### Given data
= = =
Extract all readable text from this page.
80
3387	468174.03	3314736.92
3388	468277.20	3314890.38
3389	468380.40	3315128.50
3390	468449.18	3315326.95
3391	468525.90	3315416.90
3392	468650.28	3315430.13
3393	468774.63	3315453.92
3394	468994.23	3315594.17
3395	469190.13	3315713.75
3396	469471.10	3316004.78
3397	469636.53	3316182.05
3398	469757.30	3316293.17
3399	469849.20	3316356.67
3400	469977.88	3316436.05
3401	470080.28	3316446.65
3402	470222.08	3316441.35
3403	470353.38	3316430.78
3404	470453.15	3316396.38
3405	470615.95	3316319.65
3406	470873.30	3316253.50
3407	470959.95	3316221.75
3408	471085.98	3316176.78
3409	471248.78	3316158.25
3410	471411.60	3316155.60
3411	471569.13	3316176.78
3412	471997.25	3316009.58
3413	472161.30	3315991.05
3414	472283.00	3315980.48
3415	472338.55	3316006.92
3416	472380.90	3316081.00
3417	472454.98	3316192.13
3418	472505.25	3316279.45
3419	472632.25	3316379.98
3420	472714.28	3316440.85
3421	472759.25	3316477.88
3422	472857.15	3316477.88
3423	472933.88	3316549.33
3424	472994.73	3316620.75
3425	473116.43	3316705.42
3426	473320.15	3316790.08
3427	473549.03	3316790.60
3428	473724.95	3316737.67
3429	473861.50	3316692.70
= = =
Set out the complete listing exactly as shown.

### Output of the exercise
Extract all readable text from this page.
80
3387	468174.03	3314736.92
3388	468277.20	3314890.38
3389	468380.40	3315128.50
3390	468449.18	3315326.95
3391	468525.90	3315416.90
3392	468650.28	3315430.13
3393	468774.63	3315453.92
3394	468994.23	3315594.17
3395	469190.13	3315713.75
3396	469471.10	3316004.78
3397	469636.53	3316182.05
3398	469757.30	3316293.17
3399	469849.20	3316356.67
3400	469977.88	3316436.05
3401	470080.28	3316446.65
3402	470222.08	3316441.35
3403	470353.38	3316430.78
3404	470453.15	3316396.38
3405	470615.95	3316319.65
3406	470873.30	3316253.50
3407	470959.95	3316221.75
3408	471085.98	3316176.78
3409	471248.78	3316158.25
3410	471411.60	3316155.60
3411	471569.13	3316176.78
3412	471997.25	3316009.58
3413	472161.30	3315991.05
3414	472283.00	3315980.48
3415	472338.55	3316006.92
3416	472380.90	3316081.00
3417	472454.98	3316192.13
3418	472505.25	3316279.45
3419	472632.25	3316379.98
3420	472714.28	3316440.85
3421	472759.25	3316477.88
3422	472857.15	3316477.88
3423	472933.88	3316549.33
3424	472994.73	3316620.75
3425	473116.43	3316705.42
3426	473320.15	3316790.08
3427	473549.03	3316790.60
3428	473724.95	3316737.67
3429	473861.50	3316692.70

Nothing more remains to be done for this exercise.